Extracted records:

····················

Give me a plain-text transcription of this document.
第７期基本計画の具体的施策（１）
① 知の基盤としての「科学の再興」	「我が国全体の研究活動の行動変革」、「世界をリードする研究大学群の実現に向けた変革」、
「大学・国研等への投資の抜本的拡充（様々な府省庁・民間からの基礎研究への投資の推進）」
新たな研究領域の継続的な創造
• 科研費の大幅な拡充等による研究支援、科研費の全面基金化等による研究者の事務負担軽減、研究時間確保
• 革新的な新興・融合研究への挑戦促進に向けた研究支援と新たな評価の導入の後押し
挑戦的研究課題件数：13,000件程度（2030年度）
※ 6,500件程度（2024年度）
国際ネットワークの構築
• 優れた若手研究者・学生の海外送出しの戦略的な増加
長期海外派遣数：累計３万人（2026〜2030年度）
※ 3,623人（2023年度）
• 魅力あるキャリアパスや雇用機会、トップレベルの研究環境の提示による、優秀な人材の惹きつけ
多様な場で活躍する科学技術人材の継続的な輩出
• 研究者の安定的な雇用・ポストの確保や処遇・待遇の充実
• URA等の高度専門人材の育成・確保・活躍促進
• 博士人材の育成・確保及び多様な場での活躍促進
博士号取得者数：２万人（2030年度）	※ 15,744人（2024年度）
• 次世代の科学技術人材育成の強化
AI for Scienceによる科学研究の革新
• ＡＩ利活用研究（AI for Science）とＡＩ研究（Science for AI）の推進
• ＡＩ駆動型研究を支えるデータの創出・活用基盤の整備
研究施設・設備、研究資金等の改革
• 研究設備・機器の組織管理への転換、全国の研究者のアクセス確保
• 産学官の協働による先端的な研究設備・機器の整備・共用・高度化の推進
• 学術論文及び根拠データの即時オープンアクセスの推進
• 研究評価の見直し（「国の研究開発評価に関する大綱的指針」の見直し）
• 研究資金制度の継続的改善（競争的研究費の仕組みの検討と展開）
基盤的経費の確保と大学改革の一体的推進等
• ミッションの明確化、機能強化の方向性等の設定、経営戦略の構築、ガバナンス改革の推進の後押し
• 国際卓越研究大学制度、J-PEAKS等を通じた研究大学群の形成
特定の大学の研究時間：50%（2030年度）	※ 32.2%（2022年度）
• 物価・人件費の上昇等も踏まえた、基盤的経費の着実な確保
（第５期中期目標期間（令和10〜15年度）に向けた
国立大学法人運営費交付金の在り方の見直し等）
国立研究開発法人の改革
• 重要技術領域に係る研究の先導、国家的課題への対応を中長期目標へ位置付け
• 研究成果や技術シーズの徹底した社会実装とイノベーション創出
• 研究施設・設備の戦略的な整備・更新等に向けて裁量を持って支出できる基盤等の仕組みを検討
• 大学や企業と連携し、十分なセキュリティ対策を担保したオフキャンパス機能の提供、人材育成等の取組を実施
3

····················

[WRITTEN EXERCISE]
Restate all of the entries exactly, please.

[THE OUTPUT]
Give me a plain-text transcription of this document.
第７期基本計画の具体的施策（１）
① 知の基盤としての「科学の再興」	「我が国全体の研究活動の行動変革」、「世界をリードする研究大学群の実現に向けた変革」、
「大学・国研等への投資の抜本的拡充（様々な府省庁・民間からの基礎研究への投資の推進）」
新たな研究領域の継続的な創造
• 科研費の大幅な拡充等による研究支援、科研費の全面基金化等による研究者の事務負担軽減、研究時間確保
• 革新的な新興・融合研究への挑戦促進に向けた研究支援と新たな評価の導入の後押し
挑戦的研究課題件数：13,000件程度（2030年度）
※ 6,500件程度（2024年度）
国際ネットワークの構築
• 優れた若手研究者・学生の海外送出しの戦略的な増加
長期海外派遣数：累計３万人（2026〜2030年度）
※ 3,623人（2023年度）
• 魅力あるキャリアパスや雇用機会、トップレベルの研究環境の提示による、優秀な人材の惹きつけ
多様な場で活躍する科学技術人材の継続的な輩出
• 研究者の安定的な雇用・ポストの確保や処遇・待遇の充実
• URA等の高度専門人材の育成・確保・活躍促進
• 博士人材の育成・確保及び多様な場での活躍促進
博士号取得者数：２万人（2030年度）	※ 15,744人（2024年度）
• 次世代の科学技術人材育成の強化
AI for Scienceによる科学研究の革新
• ＡＩ利活用研究（AI for Science）とＡＩ研究（Science for AI）の推進
• ＡＩ駆動型研究を支えるデータの創出・活用基盤の整備
研究施設・設備、研究資金等の改革
• 研究設備・機器の組織管理への転換、全国の研究者のアクセス確保
• 産学官の協働による先端的な研究設備・機器の整備・共用・高度化の推進
• 学術論文及び根拠データの即時オープンアクセスの推進
• 研究評価の見直し（「国の研究開発評価に関する大綱的指針」の見直し）
• 研究資金制度の継続的改善（競争的研究費の仕組みの検討と展開）
基盤的経費の確保と大学改革の一体的推進等
• ミッションの明確化、機能強化の方向性等の設定、経営戦略の構築、ガバナンス改革の推進の後押し
• 国際卓越研究大学制度、J-PEAKS等を通じた研究大学群の形成
特定の大学の研究時間：50%（2030年度）	※ 32.2%（2022年度）
• 物価・人件費の上昇等も踏まえた、基盤的経費の着実な確保
（第５期中期目標期間（令和10〜15年度）に向けた
国立大学法人運営費交付金の在り方の見直し等）
国立研究開発法人の改革
• 重要技術領域に係る研究の先導、国家的課題への対応を中長期目標へ位置付け
• 研究成果や技術シーズの徹底した社会実装とイノベーション創出
• 研究施設・設備の戦略的な整備・更新等に向けて裁量を持って支出できる基盤等の仕組みを検討
• 大学や企業と連携し、十分なセキュリティ対策を担保したオフキャンパス機能の提供、人材育成等の取組を実施
3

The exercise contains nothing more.